--- Record set ---

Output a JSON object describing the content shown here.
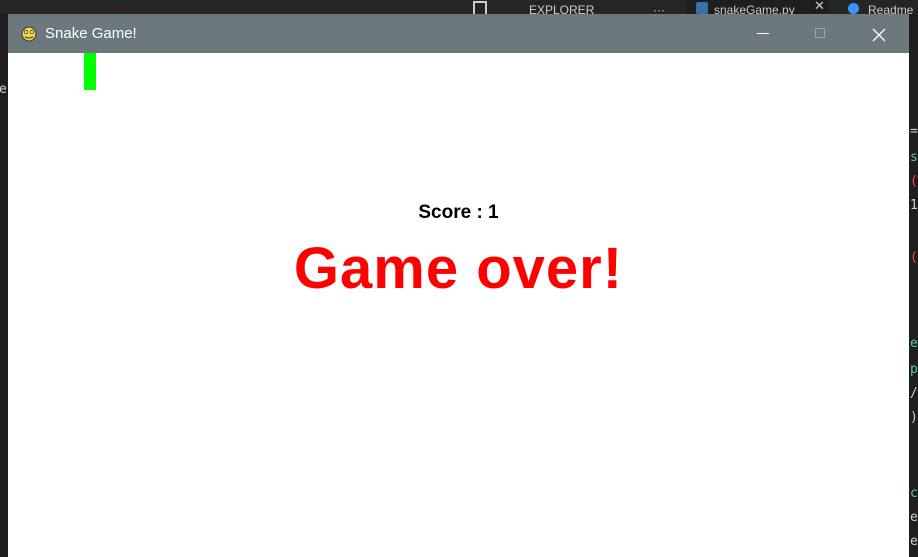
{
  "background_ide": {
    "tabs": [
      {
        "label": "EXPLORER",
        "icon": "files-icon"
      },
      {
        "label": "snakeGame.py",
        "icon": "python-file-icon"
      },
      {
        "label": "Readme",
        "icon": "info-icon"
      }
    ],
    "explorer_more": "···"
  },
  "window": {
    "title": "Snake Game!",
    "icon": "pygame-snake-icon",
    "controls": [
      "minimize-icon",
      "maximize-icon",
      "close-icon"
    ]
  },
  "game": {
    "score_text": "Score : 1",
    "game_over_text": "Game over!",
    "colors": {
      "snake": "#00ff00",
      "game_over": "#ff0000",
      "score": "#000000",
      "background": "#ffffff"
    }
  }
}
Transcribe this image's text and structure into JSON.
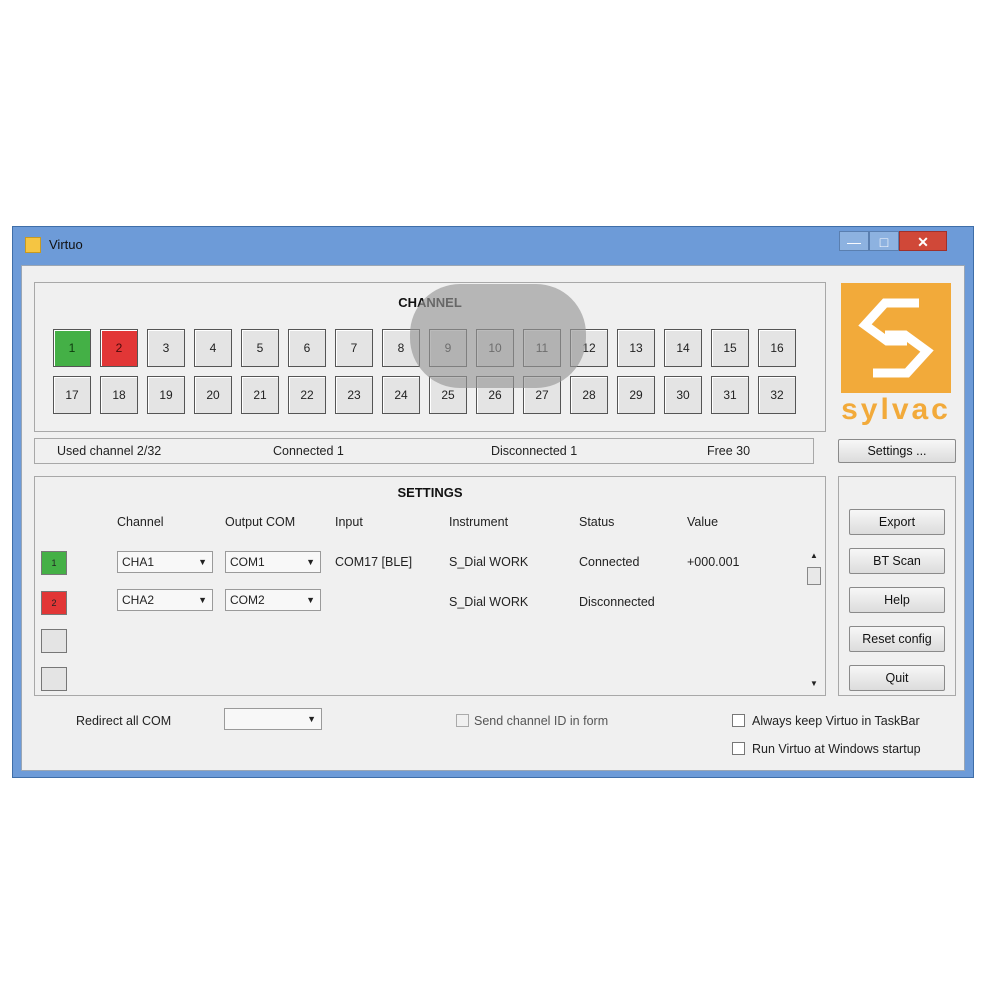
{
  "window": {
    "title": "Virtuo",
    "min": "—",
    "max": "□",
    "close": "✕"
  },
  "channel_group": {
    "title": "CHANNEL",
    "buttons": [
      {
        "label": "1",
        "state": "connected"
      },
      {
        "label": "2",
        "state": "disconnected"
      },
      {
        "label": "3",
        "state": "idle"
      },
      {
        "label": "4",
        "state": "idle"
      },
      {
        "label": "5",
        "state": "idle"
      },
      {
        "label": "6",
        "state": "idle"
      },
      {
        "label": "7",
        "state": "idle"
      },
      {
        "label": "8",
        "state": "idle"
      },
      {
        "label": "9",
        "state": "idle"
      },
      {
        "label": "10",
        "state": "idle"
      },
      {
        "label": "11",
        "state": "idle"
      },
      {
        "label": "12",
        "state": "idle"
      },
      {
        "label": "13",
        "state": "idle"
      },
      {
        "label": "14",
        "state": "idle"
      },
      {
        "label": "15",
        "state": "idle"
      },
      {
        "label": "16",
        "state": "idle"
      },
      {
        "label": "17",
        "state": "idle"
      },
      {
        "label": "18",
        "state": "idle"
      },
      {
        "label": "19",
        "state": "idle"
      },
      {
        "label": "20",
        "state": "idle"
      },
      {
        "label": "21",
        "state": "idle"
      },
      {
        "label": "22",
        "state": "idle"
      },
      {
        "label": "23",
        "state": "idle"
      },
      {
        "label": "24",
        "state": "idle"
      },
      {
        "label": "25",
        "state": "idle"
      },
      {
        "label": "26",
        "state": "idle"
      },
      {
        "label": "27",
        "state": "idle"
      },
      {
        "label": "28",
        "state": "idle"
      },
      {
        "label": "29",
        "state": "idle"
      },
      {
        "label": "30",
        "state": "idle"
      },
      {
        "label": "31",
        "state": "idle"
      },
      {
        "label": "32",
        "state": "idle"
      }
    ]
  },
  "logo": {
    "text": "sylvac",
    "color": "#f2aa3a"
  },
  "status": {
    "used": "Used channel  2/32",
    "connected": "Connected  1",
    "disconnected": "Disconnected  1",
    "free": "Free  30"
  },
  "settings_button": "Settings ...",
  "settings_group": {
    "title": "SETTINGS",
    "columns": {
      "channel": "Channel",
      "output": "Output COM",
      "input": "Input",
      "instrument": "Instrument",
      "status": "Status",
      "value": "Value"
    },
    "rows": [
      {
        "indicator": "1",
        "state": "connected",
        "channel": "CHA1",
        "output": "COM1",
        "input": "COM17 [BLE]",
        "instrument": "S_Dial WORK",
        "status": "Connected",
        "value": "+000.001"
      },
      {
        "indicator": "2",
        "state": "disconnected",
        "channel": "CHA2",
        "output": "COM2",
        "input": "",
        "instrument": "S_Dial WORK",
        "status": "Disconnected",
        "value": ""
      },
      {
        "indicator": "",
        "state": "empty"
      },
      {
        "indicator": "",
        "state": "empty"
      }
    ]
  },
  "side_buttons": {
    "export": "Export",
    "bt_scan": "BT Scan",
    "help": "Help",
    "reset": "Reset config",
    "quit": "Quit"
  },
  "bottom": {
    "redirect_label": "Redirect all COM",
    "redirect_value": "",
    "send_channel": "Send channel ID in form",
    "always_taskbar": "Always keep Virtuo in TaskBar",
    "run_startup": "Run Virtuo at Windows startup"
  },
  "colors": {
    "connected": "#44b046",
    "disconnected": "#e23636",
    "title_bar": "#6d9bd8",
    "close": "#d04838"
  }
}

---

Stated task = Word for word, quote the lines above. Omit the pictures.

Exercise result =
Output a JSON object describing the content shown here.
{
  "background_ide": {
    "tabs": [
      {
        "label": "EXPLORER",
        "icon": "files-icon"
      },
      {
        "label": "snakeGame.py",
        "icon": "python-file-icon"
      },
      {
        "label": "Readme",
        "icon": "info-icon"
      }
    ],
    "explorer_more": "···"
  },
  "window": {
    "title": "Snake Game!",
    "icon": "pygame-snake-icon",
    "controls": [
      "minimize-icon",
      "maximize-icon",
      "close-icon"
    ]
  },
  "game": {
    "score_text": "Score : 1",
    "game_over_text": "Game over!",
    "colors": {
      "snake": "#00ff00",
      "game_over": "#ff0000",
      "score": "#000000",
      "background": "#ffffff"
    }
  }
}
Transcribe this image's text and structure into JSON.
{
  "window": {
    "title": "Virtuo",
    "min": "—",
    "max": "□",
    "close": "✕"
  },
  "channel_group": {
    "title": "CHANNEL",
    "buttons": [
      {
        "label": "1",
        "state": "connected"
      },
      {
        "label": "2",
        "state": "disconnected"
      },
      {
        "label": "3",
        "state": "idle"
      },
      {
        "label": "4",
        "state": "idle"
      },
      {
        "label": "5",
        "state": "idle"
      },
      {
        "label": "6",
        "state": "idle"
      },
      {
        "label": "7",
        "state": "idle"
      },
      {
        "label": "8",
        "state": "idle"
      },
      {
        "label": "9",
        "state": "idle"
      },
      {
        "label": "10",
        "state": "idle"
      },
      {
        "label": "11",
        "state": "idle"
      },
      {
        "label": "12",
        "state": "idle"
      },
      {
        "label": "13",
        "state": "idle"
      },
      {
        "label": "14",
        "state": "idle"
      },
      {
        "label": "15",
        "state": "idle"
      },
      {
        "label": "16",
        "state": "idle"
      },
      {
        "label": "17",
        "state": "idle"
      },
      {
        "label": "18",
        "state": "idle"
      },
      {
        "label": "19",
        "state": "idle"
      },
      {
        "label": "20",
        "state": "idle"
      },
      {
        "label": "21",
        "state": "idle"
      },
      {
        "label": "22",
        "state": "idle"
      },
      {
        "label": "23",
        "state": "idle"
      },
      {
        "label": "24",
        "state": "idle"
      },
      {
        "label": "25",
        "state": "idle"
      },
      {
        "label": "26",
        "state": "idle"
      },
      {
        "label": "27",
        "state": "idle"
      },
      {
        "label": "28",
        "state": "idle"
      },
      {
        "label": "29",
        "state": "idle"
      },
      {
        "label": "30",
        "state": "idle"
      },
      {
        "label": "31",
        "state": "idle"
      },
      {
        "label": "32",
        "state": "idle"
      }
    ]
  },
  "logo": {
    "text": "sylvac",
    "color": "#f2aa3a"
  },
  "status": {
    "used": "Used channel  2/32",
    "connected": "Connected  1",
    "disconnected": "Disconnected  1",
    "free": "Free  30"
  },
  "settings_button": "Settings ...",
  "settings_group": {
    "title": "SETTINGS",
    "columns": {
      "channel": "Channel",
      "output": "Output COM",
      "input": "Input",
      "instrument": "Instrument",
      "status": "Status",
      "value": "Value"
    },
    "rows": [
      {
        "indicator": "1",
        "state": "connected",
        "channel": "CHA1",
        "output": "COM1",
        "input": "COM17 [BLE]",
        "instrument": "S_Dial WORK",
        "status": "Connected",
        "value": "+000.001"
      },
      {
        "indicator": "2",
        "state": "disconnected",
        "channel": "CHA2",
        "output": "COM2",
        "input": "",
        "instrument": "S_Dial WORK",
        "status": "Disconnected",
        "value": ""
      },
      {
        "indicator": "",
        "state": "empty"
      },
      {
        "indicator": "",
        "state": "empty"
      }
    ]
  },
  "side_buttons": {
    "export": "Export",
    "bt_scan": "BT Scan",
    "help": "Help",
    "reset": "Reset config",
    "quit": "Quit"
  },
  "bottom": {
    "redirect_label": "Redirect all COM",
    "redirect_value": "",
    "send_channel": "Send channel ID in form",
    "always_taskbar": "Always keep Virtuo in TaskBar",
    "run_startup": "Run Virtuo at Windows startup"
  },
  "colors": {
    "connected": "#44b046",
    "disconnected": "#e23636",
    "title_bar": "#6d9bd8",
    "close": "#d04838"
  }
}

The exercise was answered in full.